[BEGIN]

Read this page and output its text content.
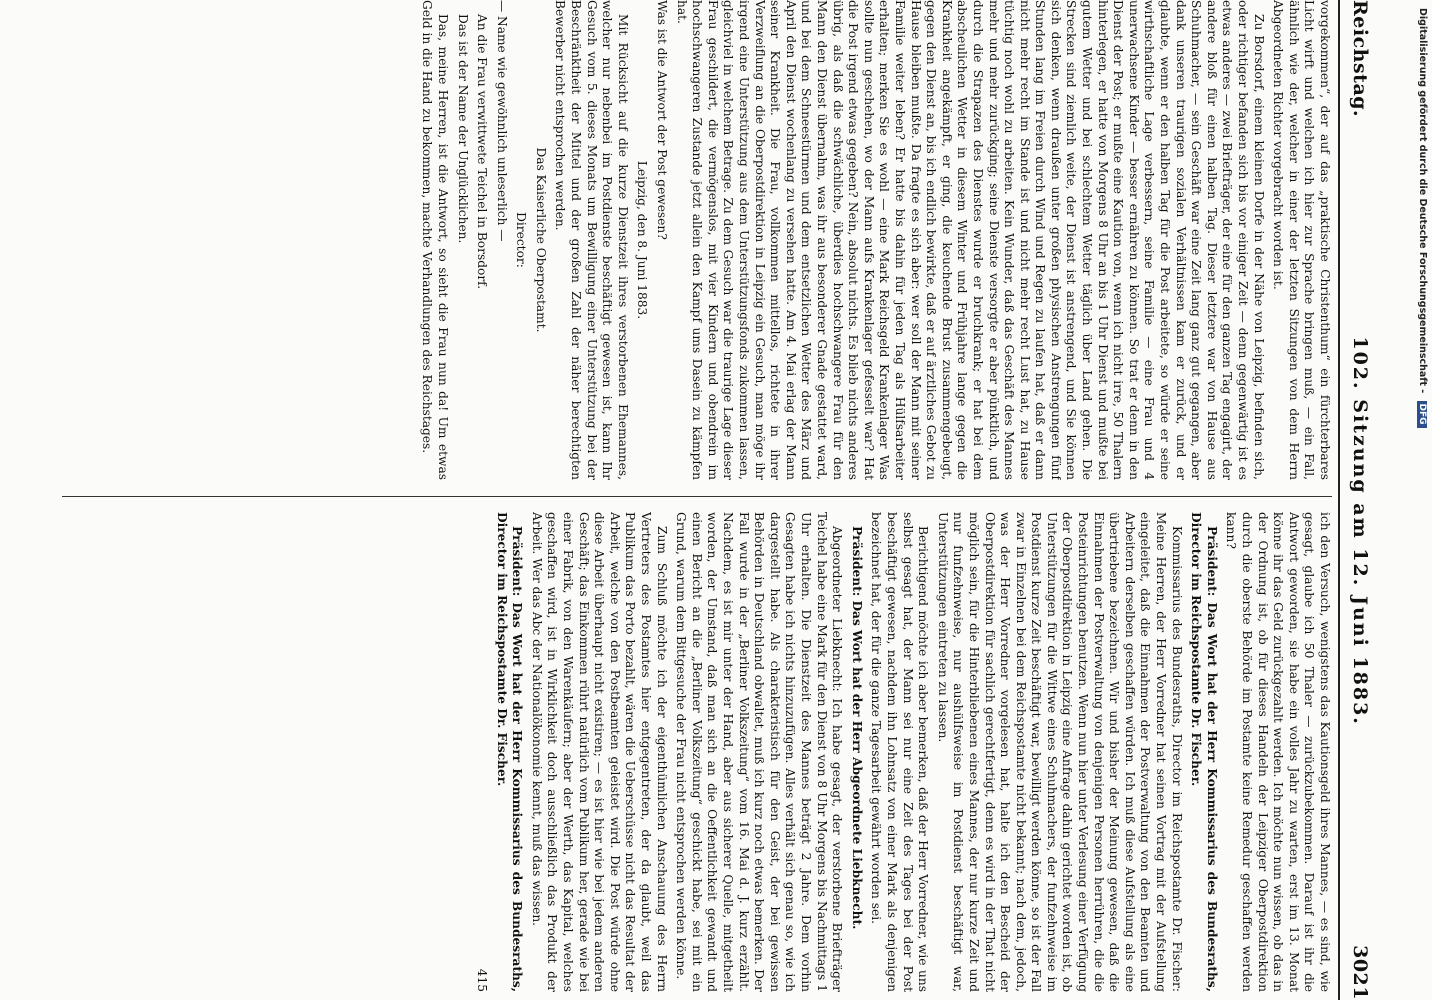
Reichstag.
102. Sitzung am 12. Juni 1883.
3021

vorgekommen“, der auf das „praktische Christenthum“ ein fürchterbares Licht wirft und welchen ich hier zur Sprache bringen muß, — ein Fall, ähnlich wie der, welcher in einer der letzten Sitzungen von dem Herrn Abgeordneten Richter vorgebracht worden ist.

Zu Borsdorf, einem kleinen Dorfe in der Nähe von Leipzig, befinden sich, oder richtiger befanden sich bis vor einiger Zeit — denn gegenwärtig ist es etwas anderes — zwei Briefträger, der eine für den ganzen Tag engagirt, der andere bloß für einen halben Tag. Dieser letztere war von Hause aus Schuhmacher, — sein Geschäft war eine Zeit lang ganz gut gegangen, aber dank unseren traurigen sozialen Verhältnissen kam er zurück, und er glaubte, wenn er den halben Tag für die Post arbeitete, so würde er seine wirthschaftliche Lage verbessern, seine Familie — eine Frau und 4 unerwachsene Kinder — besser ernähren zu können. So trat er denn in den Dienst der Post; er mußte eine Kaution von, wenn ich nicht irre, 50 Thalern hinterlegen, er hatte von Morgens 8 Uhr an bis 1 Uhr Dienst und mußte bei gutem Wetter und bei schlechtem Wetter täglich über Land gehen. Die Strecken sind ziemlich weite, der Dienst ist anstrengend, und Sie können sich denken, wenn draußen unter großen physischen Anstrengungen fünf Stunden lang im Freien durch Wind und Regen zu laufen hat, daß er dann nicht mehr recht im Stande ist und nicht mehr recht Lust hat, zu Hause tüchtig noch wohl zu arbeiten. Kein Wunder, daß das Geschäft des Mannes mehr und mehr zurückging; seine Dienste versorgte er aber pünktlich, und durch die Strapazen des Dienstes wurde er bruchkrank; er hat bei dem abscheulichen Wetter in diesem Winter und Frühjahre lange gegen die Krankheit angekämpft, er ging, die keuchende Brust zusammengebeugt, gegen den Dienst an, bis ich endlich bewirkte, daß er auf ärztliches Gebot zu Hause bleiben mußte. Da fragte es sich aber: wer soll der Mann mit seiner Familie weiter leben? Er hatte bis dahin für jeden Tag als Hülfsarbeiter erhalten; merken Sie es wohl — eine Mark Reichsgeld Krankenlager Was sollte nun geschehen, wo der Mann aufs Krankenlager gefesselt war? Hat die Post irgend etwas gegeben? Nein, absolut nichts. Es blieb nichts anderes übrig, als daß die schwächliche, überdies hochschwangere Frau für den Mann den Dienst übernahm, was ihr aus besonderer Gnade gestattet ward, und bei dem Schneestürmen und dem entsetzlichen Wetter des März und April den Dienst wochenlang zu versehen hatte. Am 4. Mai erlag der Mann seiner Krankheit. Die Frau, vollkommen mittellos, richtete in ihrer Verzweiflung an die Oberpostdirektion in Leipzig ein Gesuch, man möge ihr irgend eine Unterstützung aus dem Unterstützungsfonds zukommen lassen, gleichviel in welchem Betrage. Zu dem Gesuch war die traurige Lage dieser Frau geschildert, die vermögenslos, mit vier Kindern und obendrein im hochschwangeren Zustande jetzt allein den Kampf ums Dasein zu kämpfen hat.

Was ist die Antwort der Post gewesen?

Leipzig, den 8. Juni 1883.

Mit Rücksicht auf die kurze Dienstzeit ihres verstorbenen Ehemannes, welcher nur nebenbei im Postdienste beschäftigt gewesen ist, kann Ihr Gesuch vom 5. dieses Monats um Bewilligung einer Unterstützung bei der Beschränktheit der Mittel und der großen Zahl der näher berechtigten Bewerber nicht entsprochen werden.

Das Kaiserliche Oberpostamt.

Director:

— Name wie gewöhnlich unleserlich —

An die Frau verwittwete Teichel in Borsdorf.

Das ist der Name der Unglücklichen.

Das, meine Herren, ist die Antwort, so sieht die Frau nun da! Um etwas Geld in die Hand zu bekommen, machte Verhandlungen des Reichstages.

ich den Versuch, wenigstens das Kautionsgeld ihres Mannes, — es sind, wie gesagt, glaube ich 50 Thaler — zurückzubekommen. Darauf ist ihr die Antwort geworden, sie habe ein volles Jahr zu warten, erst im 13. Monat könne ihr das Geld zurückgezahlt werden. Ich möchte nun wissen, ob das in der Ordnung ist, ob für dieses Handeln der Leipziger Oberpostdirektion durch die oberste Behörde im Postamte keine Remedur geschaffen werden kann?

Präsident: Das Wort hat der Herr Kommissarius des Bundesraths, Director im Reichspostamte Dr. Fischer.

Kommissarius des Bundesraths, Director im Reichspostamte Dr. Fischer: Meine Herren, der Herr Vorredner hat seinen Vortrag mit der Aufstellung eingeleitet, daß die Einnahmen der Postverwaltung von den Beamten und Arbeitern derselben geschaffen würden. Ich muß diese Aufstellung als eine übertriebene bezeichnen. Wir und bisher der Meinung gewesen, daß die Einnahmen der Postverwaltung von denjenigen Personen herrühren, die die Posteinrichtungen benutzen. Wenn nun hier unter Verlesung einer Verfügung der Oberpostdirektion in Leipzig eine Anfrage dahin gerichtet worden ist, ob Unterstützungen für die Wittwe eines Schuhmachers, der funfzehnweise im Postdienst kurze Zeit beschäftigt war, bewilligt werden könne, so ist der Fall zwar in Einzelnen bei dem Reichspostamte nicht bekannt; nach dem, jedoch, was der Herr Vorredner vorgelesen hat, halte ich den Bescheid der Oberpostdirektion für sachlich gerechtfertigt, denn es wird in der That nicht möglich sein, für die Hinterbliebenen eines Mannes, der nur kurze Zeit und nur funfzehnweise, nur aushülfsweise im Postdienst beschäftigt war, Unterstützungen eintreten zu lassen.

Berichtigend möchte ich aber bemerken, daß der Herr Vorredner, wie uns selbst gesagt hat, der Mann sei nur eine Zeit des Tages bei der Post beschäftigt gewesen, nachdem ihn Lohnsatz von einer Mark als denjenigen bezeichnet hat, der für die ganze Tagesarbeit gewährt worden sei.

Präsident: Das Wort hat der Herr Abgeordnete Liebknecht.

Abgeordneter Liebknecht: Ich habe gesagt, der verstorbene Briefträger Teichel habe eine Mark für den Dienst von 8 Uhr Morgens bis Nachmittags 1 Uhr erhalten. Die Dienstzeit des Mannes beträgt 2 Jahre. Dem vorhin Gesagten habe ich nichts hinzuzufügen. Alles verhält sich genau so, wie ich dargestellt habe. Als charakteristisch für den Geist, der bei gewissen Behörden in Deutschland obwaltet, muß ich kurz noch etwas bemerken. Der Fall wurde in der „Berliner Volkszeitung“ vom 16. Mai d. J. kurz erzählt. Nachdem, es ist mir unter der Hand, aber aus sicherer Quelle, mitgetheilt worden, der Umstand, daß man sich an die Oeffentlichkeit gewandt und einen Bericht an die „Berliner Volkszeitung“ geschickt habe, sei mit ein Grund, warum dem Bittgesuche der Frau nicht entsprochen werden könne.

Zum Schluß möchte ich der eigenthümlichen Anschauung des Herrn Vertreters des Postamtes hier entgegentreten, der da glaubt, weil das Publikum das Porto bezahlt, wären die Ueberschüsse nicht das Resultat der Arbeit, welche von den Postbeamten geleistet wird. Die Post würde ohne diese Arbeit überhaupt nicht existiren; — es ist hier wie bei jedem anderen Geschäft; das Einkommen rührt natürlich vom Publikum her, gerade wie bei einer Fabrik, von den Warenkäufern; aber der Werth, das Kapital, welches geschaffen wird, ist in Wirklichkeit doch ausschließlich das Produkt der Arbeit. Wer das Abc der Nationalökonomie kennt, muß das wissen.

Präsident: Das Wort hat der Herr Kommissarius des Bundesraths, Director im Reichspostamte Dr. Fischer.

415

Digitalisierung gefördert durch die Deutsche Forschungsgemeinschaft - DFG
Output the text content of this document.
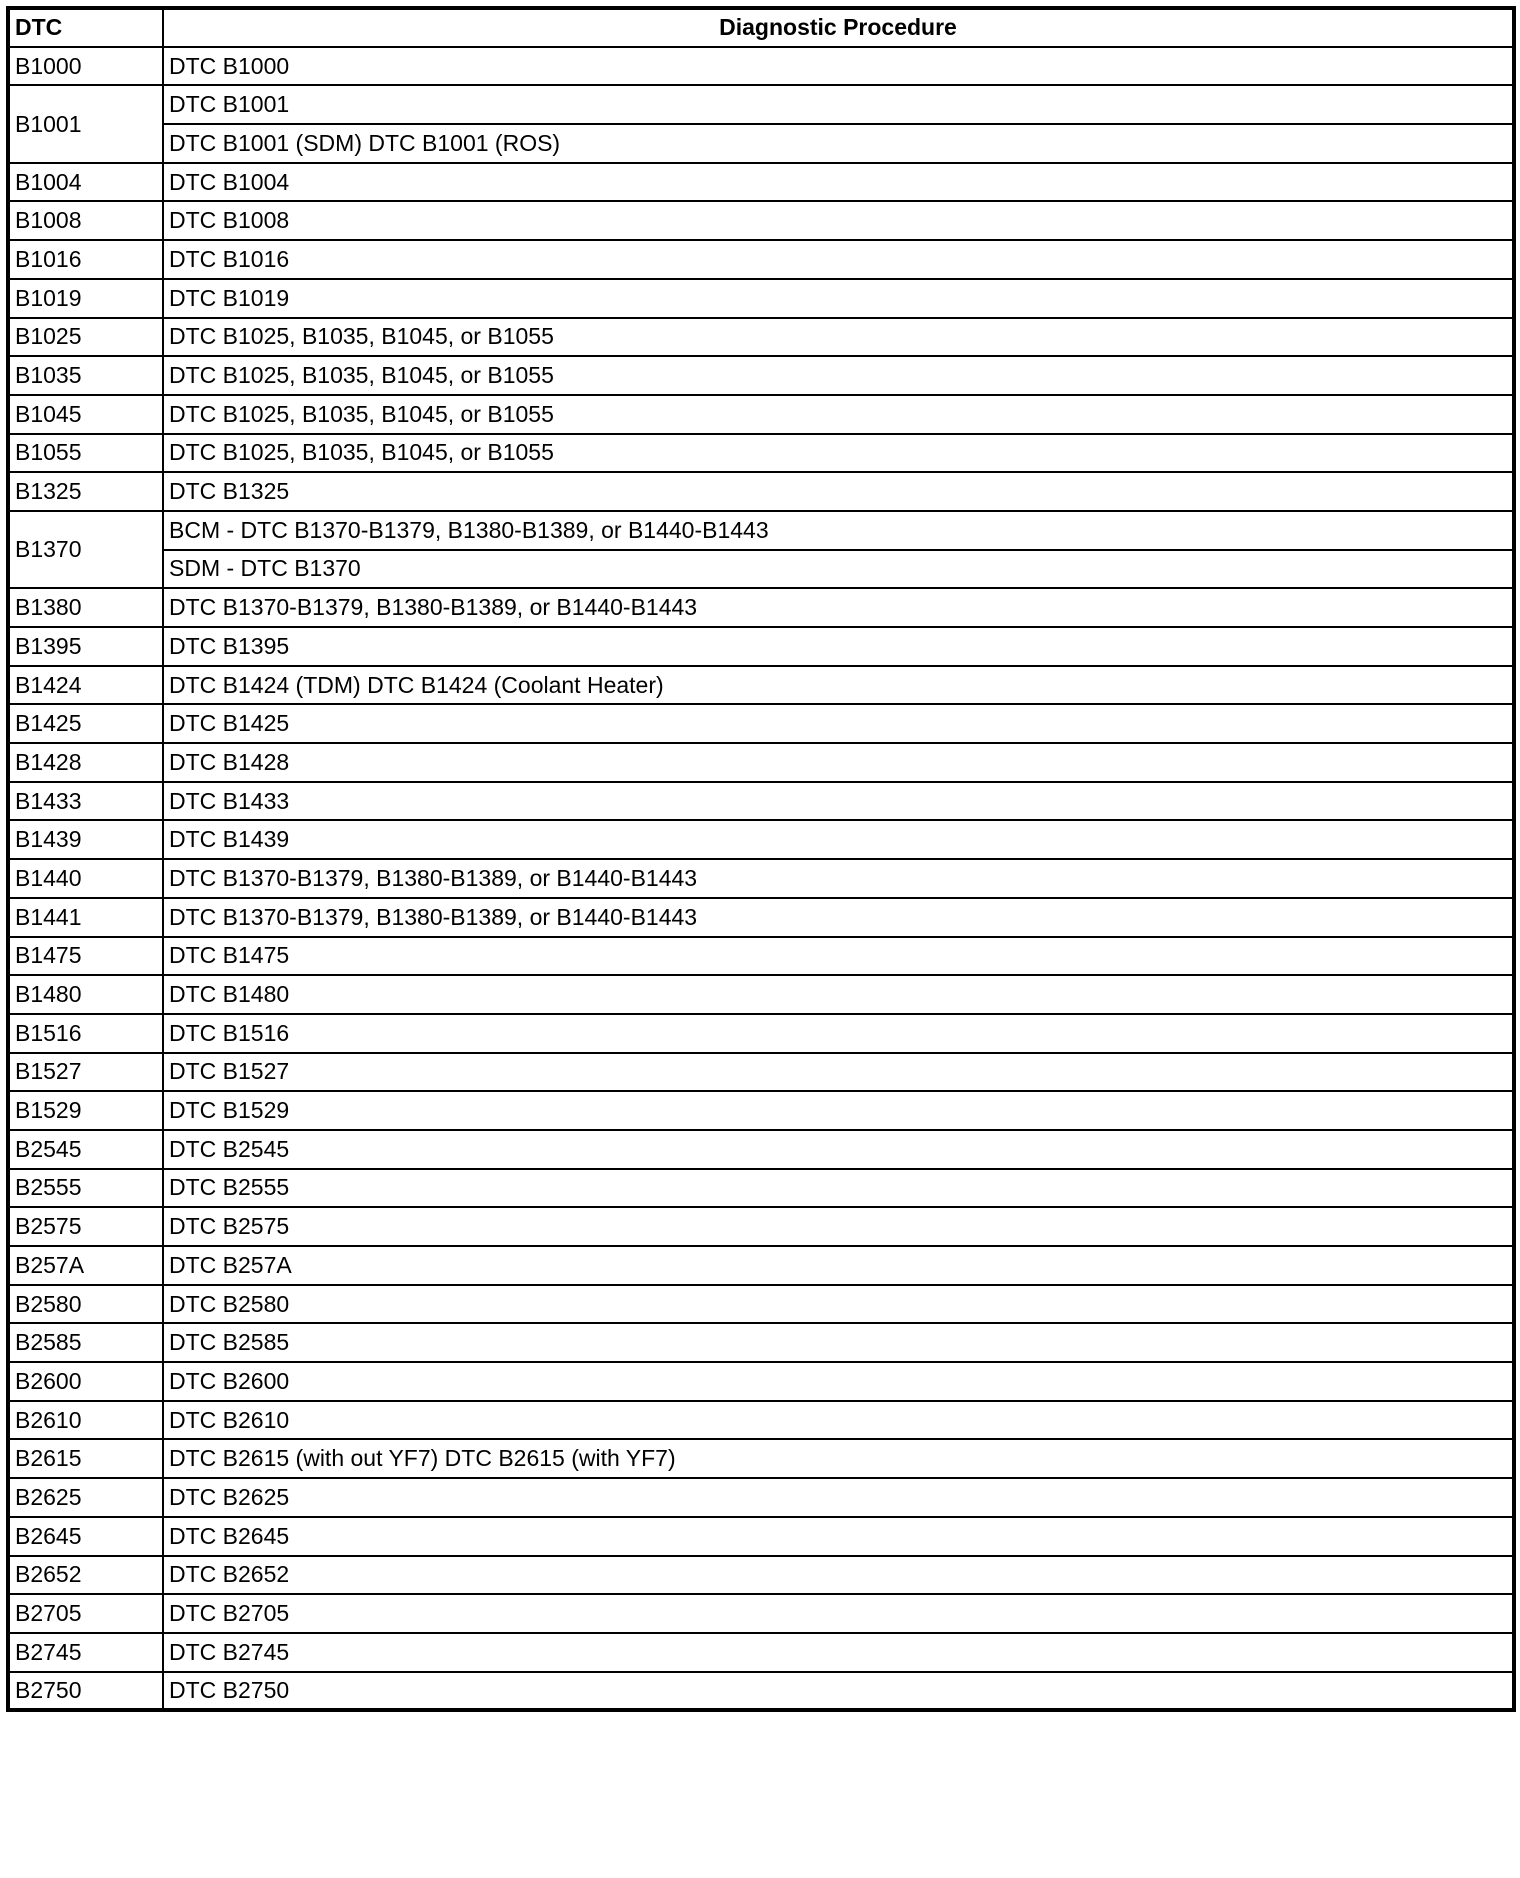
DTC	Diagnostic Procedure
B1000	DTC B1000
B1001	DTC B1001
	DTC B1001 (SDM) DTC B1001 (ROS)
B1004	DTC B1004
B1008	DTC B1008
B1016	DTC B1016
B1019	DTC B1019
B1025	DTC B1025, B1035, B1045, or B1055
B1035	DTC B1025, B1035, B1045, or B1055
B1045	DTC B1025, B1035, B1045, or B1055
B1055	DTC B1025, B1035, B1045, or B1055
B1325	DTC B1325
B1370	BCM - DTC B1370-B1379, B1380-B1389, or B1440-B1443
	SDM - DTC B1370
B1380	DTC B1370-B1379, B1380-B1389, or B1440-B1443
B1395	DTC B1395
B1424	DTC B1424 (TDM) DTC B1424 (Coolant Heater)
B1425	DTC B1425
B1428	DTC B1428
B1433	DTC B1433
B1439	DTC B1439
B1440	DTC B1370-B1379, B1380-B1389, or B1440-B1443
B1441	DTC B1370-B1379, B1380-B1389, or B1440-B1443
B1475	DTC B1475
B1480	DTC B1480
B1516	DTC B1516
B1527	DTC B1527
B1529	DTC B1529
B2545	DTC B2545
B2555	DTC B2555
B2575	DTC B2575
B257A	DTC B257A
B2580	DTC B2580
B2585	DTC B2585
B2600	DTC B2600
B2610	DTC B2610
B2615	DTC B2615 (with out YF7) DTC B2615 (with YF7)
B2625	DTC B2625
B2645	DTC B2645
B2652	DTC B2652
B2705	DTC B2705
B2745	DTC B2745
B2750	DTC B2750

[END]

Look over the records above and copy each line that includes the string "content".

Read this page and output its text content.
Output the text content of this document.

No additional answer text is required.